Nennen Sie alle verschiedenen Wörter im folgenden Textabschnitt zum Stadtradeln, die die Buchstabenfolge „rad“ enthalten, unabhängig von Groß- und Kleinschreibung. Führen Sie jedes Wort nur einmal auf.

◆ **TEXTABSCHNITT**:

.....

STADTRADELN 28.6. – 18.7.2020

Das Stadtradeln ist ein Wettbewerb, bei dem es darum geht, 21 Tage lang möglichst viele Alltagswege klimafreundlich mit dem Fahrrad zurückzulegen. Dabei kann Einzeln oder in Teams gespielt werden. Jeder geradelte Kilometer wird erfasst. Durch meine vielfältigen Interessen habe ich mehrere Möglichkeiten, Teams beizutreten – ich habe beispielsweise gesehen, dass der Deutsche Alpenverein – Sektion Kaufering auch mit an Bord ist.

Ich habe mich für die Kommune Kaufering entschieden. Denn: Dieses Jahr richtet sich die Kampagne nämlich an uns Kommunalpolitiker. Wir sind die Entscheidungsträger*innen, wenn es um die Radinfrastruktur und damit um praktischen Klimaschutz vor Ort geht. Während der Aktion nehmen wir selbst die Lenkerperspektive ein und erfahren, wo die Kommune schon fahrradfreundlich ist und wo noch nachgebessert werden muss, damit noch mehr Menschen dauerhaft vom Auto aufs Rad umsteigen. Dafür braucht es eine Radinfrastruktur, auf der die Fahrer schnell und sicher ans Ziel kommen.

.....

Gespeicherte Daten
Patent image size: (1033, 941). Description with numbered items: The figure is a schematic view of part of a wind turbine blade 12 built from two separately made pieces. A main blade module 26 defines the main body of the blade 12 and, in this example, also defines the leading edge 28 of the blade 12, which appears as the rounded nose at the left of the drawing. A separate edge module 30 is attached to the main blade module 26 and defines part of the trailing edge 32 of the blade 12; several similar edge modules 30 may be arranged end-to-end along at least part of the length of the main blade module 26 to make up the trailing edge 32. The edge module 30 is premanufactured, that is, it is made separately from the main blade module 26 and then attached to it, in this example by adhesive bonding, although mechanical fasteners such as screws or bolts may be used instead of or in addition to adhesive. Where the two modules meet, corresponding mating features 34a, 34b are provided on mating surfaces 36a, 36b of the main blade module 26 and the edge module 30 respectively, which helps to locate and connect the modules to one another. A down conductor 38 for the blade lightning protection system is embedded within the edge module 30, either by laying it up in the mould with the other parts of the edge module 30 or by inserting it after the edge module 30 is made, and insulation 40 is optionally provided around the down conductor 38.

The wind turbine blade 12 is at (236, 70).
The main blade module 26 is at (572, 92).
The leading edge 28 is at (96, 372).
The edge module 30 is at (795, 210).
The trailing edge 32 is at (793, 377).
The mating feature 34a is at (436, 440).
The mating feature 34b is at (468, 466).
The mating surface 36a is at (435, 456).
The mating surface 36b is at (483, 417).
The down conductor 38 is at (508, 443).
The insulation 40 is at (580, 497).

.....

◆ **ERGEBNIS**: Stadtradeln, Fahrrad, geradelte, Radinfrastruktur, fahrradfreundlich, Rad